▶ Goal
Return each of the lines below unchanged, keeping every character as it appears.

(Lines excerpted from a collection)
——————————

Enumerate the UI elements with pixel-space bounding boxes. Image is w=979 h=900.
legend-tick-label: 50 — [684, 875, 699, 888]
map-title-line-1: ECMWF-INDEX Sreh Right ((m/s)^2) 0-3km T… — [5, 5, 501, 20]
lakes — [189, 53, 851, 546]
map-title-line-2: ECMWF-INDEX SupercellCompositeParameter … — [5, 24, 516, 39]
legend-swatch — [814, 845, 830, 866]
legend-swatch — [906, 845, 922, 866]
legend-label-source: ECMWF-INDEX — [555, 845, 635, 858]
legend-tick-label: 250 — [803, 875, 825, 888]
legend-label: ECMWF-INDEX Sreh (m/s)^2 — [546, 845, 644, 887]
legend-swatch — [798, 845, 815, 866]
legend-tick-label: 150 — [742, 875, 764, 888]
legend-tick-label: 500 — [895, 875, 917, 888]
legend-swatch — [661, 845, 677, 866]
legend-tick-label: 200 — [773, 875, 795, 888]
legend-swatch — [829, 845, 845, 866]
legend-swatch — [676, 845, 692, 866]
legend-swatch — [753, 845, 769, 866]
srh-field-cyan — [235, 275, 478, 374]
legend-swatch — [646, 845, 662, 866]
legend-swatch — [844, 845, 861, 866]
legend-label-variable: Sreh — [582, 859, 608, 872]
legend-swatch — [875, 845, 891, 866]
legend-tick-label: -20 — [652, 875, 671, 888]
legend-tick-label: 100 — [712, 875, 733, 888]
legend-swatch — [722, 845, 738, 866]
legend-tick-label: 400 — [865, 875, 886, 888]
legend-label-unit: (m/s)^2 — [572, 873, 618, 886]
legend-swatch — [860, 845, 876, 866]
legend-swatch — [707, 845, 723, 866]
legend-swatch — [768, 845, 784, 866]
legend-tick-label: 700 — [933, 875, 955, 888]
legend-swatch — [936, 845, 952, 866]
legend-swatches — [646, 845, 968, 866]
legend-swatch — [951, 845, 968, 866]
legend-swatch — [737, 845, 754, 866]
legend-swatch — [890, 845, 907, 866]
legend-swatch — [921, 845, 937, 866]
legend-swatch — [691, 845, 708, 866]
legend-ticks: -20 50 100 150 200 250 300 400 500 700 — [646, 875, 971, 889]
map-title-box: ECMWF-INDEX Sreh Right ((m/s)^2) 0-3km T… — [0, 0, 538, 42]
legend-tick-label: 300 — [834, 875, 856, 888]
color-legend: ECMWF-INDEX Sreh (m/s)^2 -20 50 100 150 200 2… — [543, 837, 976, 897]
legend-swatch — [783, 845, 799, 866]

——————————

▶ Complete answer
Enumerate the UI elements with pixel-space bounding boxes. Image is w=979 h=900.
legend-tick-label: 50 — [684, 875, 699, 888]
map-title-line-1: ECMWF-INDEX Sreh Right ((m/s)^2) 0-3km T… — [5, 5, 501, 20]
lakes — [189, 53, 851, 546]
map-title-line-2: ECMWF-INDEX SupercellCompositeParameter … — [5, 24, 516, 39]
legend-swatch — [814, 845, 830, 866]
legend-swatch — [906, 845, 922, 866]
legend-label-source: ECMWF-INDEX — [555, 845, 635, 858]
legend-tick-label: 250 — [803, 875, 825, 888]
legend-label: ECMWF-INDEX Sreh (m/s)^2 — [546, 845, 644, 887]
legend-swatch — [798, 845, 815, 866]
legend-tick-label: 150 — [742, 875, 764, 888]
legend-tick-label: 500 — [895, 875, 917, 888]
legend-swatch — [661, 845, 677, 866]
legend-tick-label: 200 — [773, 875, 795, 888]
legend-swatch — [829, 845, 845, 866]
legend-swatch — [676, 845, 692, 866]
legend-swatch — [753, 845, 769, 866]
srh-field-cyan — [235, 275, 478, 374]
legend-swatch — [646, 845, 662, 866]
legend-swatch — [844, 845, 861, 866]
legend-label-variable: Sreh — [582, 859, 608, 872]
legend-swatch — [875, 845, 891, 866]
legend-tick-label: -20 — [652, 875, 671, 888]
legend-tick-label: 100 — [712, 875, 733, 888]
legend-swatch — [722, 845, 738, 866]
legend-tick-label: 400 — [865, 875, 886, 888]
legend-label-unit: (m/s)^2 — [572, 873, 618, 886]
legend-swatch — [860, 845, 876, 866]
legend-swatch — [707, 845, 723, 866]
legend-swatch — [768, 845, 784, 866]
legend-tick-label: 700 — [933, 875, 955, 888]
legend-swatch — [936, 845, 952, 866]
legend-swatches — [646, 845, 968, 866]
legend-swatch — [951, 845, 968, 866]
legend-swatch — [737, 845, 754, 866]
legend-swatch — [890, 845, 907, 866]
legend-swatch — [921, 845, 937, 866]
legend-swatch — [691, 845, 708, 866]
legend-ticks: -20 50 100 150 200 250 300 400 500 700 — [646, 875, 971, 889]
map-title-box: ECMWF-INDEX Sreh Right ((m/s)^2) 0-3km T… — [0, 0, 538, 42]
legend-tick-label: 300 — [834, 875, 856, 888]
color-legend: ECMWF-INDEX Sreh (m/s)^2 -20 50 100 150 200 2… — [543, 837, 976, 897]
legend-swatch — [783, 845, 799, 866]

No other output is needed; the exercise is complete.